▶ RECORDS SHOWN
==*==
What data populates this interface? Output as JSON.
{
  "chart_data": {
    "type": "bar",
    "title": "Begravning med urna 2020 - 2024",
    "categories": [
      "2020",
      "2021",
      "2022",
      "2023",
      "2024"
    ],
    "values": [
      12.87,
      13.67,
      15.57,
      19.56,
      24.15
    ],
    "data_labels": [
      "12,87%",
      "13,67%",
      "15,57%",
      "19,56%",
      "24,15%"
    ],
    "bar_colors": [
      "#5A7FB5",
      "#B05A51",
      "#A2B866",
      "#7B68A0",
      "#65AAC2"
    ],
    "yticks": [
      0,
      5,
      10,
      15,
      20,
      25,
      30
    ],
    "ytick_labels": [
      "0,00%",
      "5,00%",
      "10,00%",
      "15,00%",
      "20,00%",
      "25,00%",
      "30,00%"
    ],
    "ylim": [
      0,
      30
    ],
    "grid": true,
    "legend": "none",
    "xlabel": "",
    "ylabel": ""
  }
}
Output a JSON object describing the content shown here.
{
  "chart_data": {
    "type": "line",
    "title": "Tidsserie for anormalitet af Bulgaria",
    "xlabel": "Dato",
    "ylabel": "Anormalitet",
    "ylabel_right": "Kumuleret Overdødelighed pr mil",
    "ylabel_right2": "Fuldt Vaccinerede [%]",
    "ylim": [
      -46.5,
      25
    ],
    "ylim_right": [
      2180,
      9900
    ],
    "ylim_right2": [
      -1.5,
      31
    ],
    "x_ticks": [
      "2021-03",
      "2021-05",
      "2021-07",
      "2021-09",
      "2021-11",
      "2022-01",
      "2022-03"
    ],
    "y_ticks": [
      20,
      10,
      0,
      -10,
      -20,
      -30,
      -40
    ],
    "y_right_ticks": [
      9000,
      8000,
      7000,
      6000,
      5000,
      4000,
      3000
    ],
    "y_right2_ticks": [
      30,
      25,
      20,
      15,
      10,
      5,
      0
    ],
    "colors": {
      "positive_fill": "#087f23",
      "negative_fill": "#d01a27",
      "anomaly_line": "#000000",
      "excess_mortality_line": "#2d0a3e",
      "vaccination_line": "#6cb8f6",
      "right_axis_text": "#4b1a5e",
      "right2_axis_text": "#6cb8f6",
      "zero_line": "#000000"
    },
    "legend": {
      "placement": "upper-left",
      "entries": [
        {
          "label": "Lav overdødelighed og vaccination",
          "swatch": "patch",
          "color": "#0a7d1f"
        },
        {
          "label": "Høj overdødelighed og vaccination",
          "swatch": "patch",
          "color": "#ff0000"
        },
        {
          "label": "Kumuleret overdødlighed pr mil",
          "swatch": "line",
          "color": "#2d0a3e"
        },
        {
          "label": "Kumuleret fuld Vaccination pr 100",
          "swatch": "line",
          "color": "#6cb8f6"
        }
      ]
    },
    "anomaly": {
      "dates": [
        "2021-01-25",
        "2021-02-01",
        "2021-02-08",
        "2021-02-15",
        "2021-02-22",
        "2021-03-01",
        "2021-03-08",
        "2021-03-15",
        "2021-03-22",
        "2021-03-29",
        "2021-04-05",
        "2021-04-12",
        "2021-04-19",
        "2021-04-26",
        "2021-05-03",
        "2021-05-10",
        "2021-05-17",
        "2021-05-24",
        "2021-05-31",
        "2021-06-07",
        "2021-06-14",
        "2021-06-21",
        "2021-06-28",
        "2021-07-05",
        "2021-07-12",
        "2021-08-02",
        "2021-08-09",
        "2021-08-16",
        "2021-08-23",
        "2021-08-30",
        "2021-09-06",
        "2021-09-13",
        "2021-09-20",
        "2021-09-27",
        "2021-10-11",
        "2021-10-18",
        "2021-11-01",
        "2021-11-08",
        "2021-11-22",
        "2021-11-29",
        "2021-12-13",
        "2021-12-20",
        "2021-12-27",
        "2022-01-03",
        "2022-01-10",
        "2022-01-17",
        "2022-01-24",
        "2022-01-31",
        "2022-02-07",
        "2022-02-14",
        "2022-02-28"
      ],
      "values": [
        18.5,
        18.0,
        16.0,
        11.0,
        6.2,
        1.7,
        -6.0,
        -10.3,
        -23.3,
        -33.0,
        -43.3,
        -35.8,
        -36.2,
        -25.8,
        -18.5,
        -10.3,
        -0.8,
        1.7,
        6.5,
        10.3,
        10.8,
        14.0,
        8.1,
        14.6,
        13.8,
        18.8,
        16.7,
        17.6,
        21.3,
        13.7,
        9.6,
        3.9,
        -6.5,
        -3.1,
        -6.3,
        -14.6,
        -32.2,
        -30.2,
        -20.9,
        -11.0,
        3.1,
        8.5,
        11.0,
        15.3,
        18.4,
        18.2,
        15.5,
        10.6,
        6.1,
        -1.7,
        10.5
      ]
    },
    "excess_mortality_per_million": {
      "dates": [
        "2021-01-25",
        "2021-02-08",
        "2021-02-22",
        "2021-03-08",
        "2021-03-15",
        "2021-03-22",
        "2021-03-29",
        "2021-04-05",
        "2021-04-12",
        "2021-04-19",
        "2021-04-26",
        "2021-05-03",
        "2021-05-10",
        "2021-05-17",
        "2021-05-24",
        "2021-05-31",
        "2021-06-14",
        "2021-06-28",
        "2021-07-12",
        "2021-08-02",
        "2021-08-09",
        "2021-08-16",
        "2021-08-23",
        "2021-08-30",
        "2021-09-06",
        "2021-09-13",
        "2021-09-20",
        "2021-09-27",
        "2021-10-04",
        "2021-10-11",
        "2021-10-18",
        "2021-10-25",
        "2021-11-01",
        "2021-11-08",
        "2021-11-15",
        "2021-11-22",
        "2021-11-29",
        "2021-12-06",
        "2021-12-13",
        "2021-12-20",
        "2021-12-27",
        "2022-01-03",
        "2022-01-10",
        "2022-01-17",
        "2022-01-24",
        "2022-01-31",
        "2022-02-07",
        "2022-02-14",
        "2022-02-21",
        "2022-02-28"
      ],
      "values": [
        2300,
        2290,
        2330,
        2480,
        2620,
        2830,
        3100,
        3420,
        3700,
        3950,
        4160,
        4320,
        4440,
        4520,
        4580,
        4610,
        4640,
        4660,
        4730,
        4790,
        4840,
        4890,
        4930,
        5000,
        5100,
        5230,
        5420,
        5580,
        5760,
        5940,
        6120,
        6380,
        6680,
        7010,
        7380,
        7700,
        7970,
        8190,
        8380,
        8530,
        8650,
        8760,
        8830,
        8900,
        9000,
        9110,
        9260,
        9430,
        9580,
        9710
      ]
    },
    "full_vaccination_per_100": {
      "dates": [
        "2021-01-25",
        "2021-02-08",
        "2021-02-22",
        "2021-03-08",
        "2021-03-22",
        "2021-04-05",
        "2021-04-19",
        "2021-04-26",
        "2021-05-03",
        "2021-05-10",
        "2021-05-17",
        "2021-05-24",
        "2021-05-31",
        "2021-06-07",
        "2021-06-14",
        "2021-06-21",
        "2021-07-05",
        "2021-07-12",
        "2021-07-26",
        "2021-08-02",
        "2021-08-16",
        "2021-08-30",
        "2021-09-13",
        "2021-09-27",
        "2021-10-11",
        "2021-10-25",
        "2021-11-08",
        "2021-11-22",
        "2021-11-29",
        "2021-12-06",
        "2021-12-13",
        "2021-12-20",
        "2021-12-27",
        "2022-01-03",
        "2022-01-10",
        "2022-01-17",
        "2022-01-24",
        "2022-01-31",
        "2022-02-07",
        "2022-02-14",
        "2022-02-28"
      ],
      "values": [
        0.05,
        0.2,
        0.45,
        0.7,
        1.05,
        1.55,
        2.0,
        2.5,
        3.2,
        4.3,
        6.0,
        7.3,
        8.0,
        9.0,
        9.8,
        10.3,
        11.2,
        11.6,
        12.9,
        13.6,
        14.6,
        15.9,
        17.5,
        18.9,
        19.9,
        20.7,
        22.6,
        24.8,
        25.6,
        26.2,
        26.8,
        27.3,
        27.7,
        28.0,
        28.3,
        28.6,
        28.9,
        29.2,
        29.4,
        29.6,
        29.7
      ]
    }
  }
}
==*==
▶ THE TASK
Give only the count of lines in this material that contain the string "Output".

▶ FINAL RESULT
2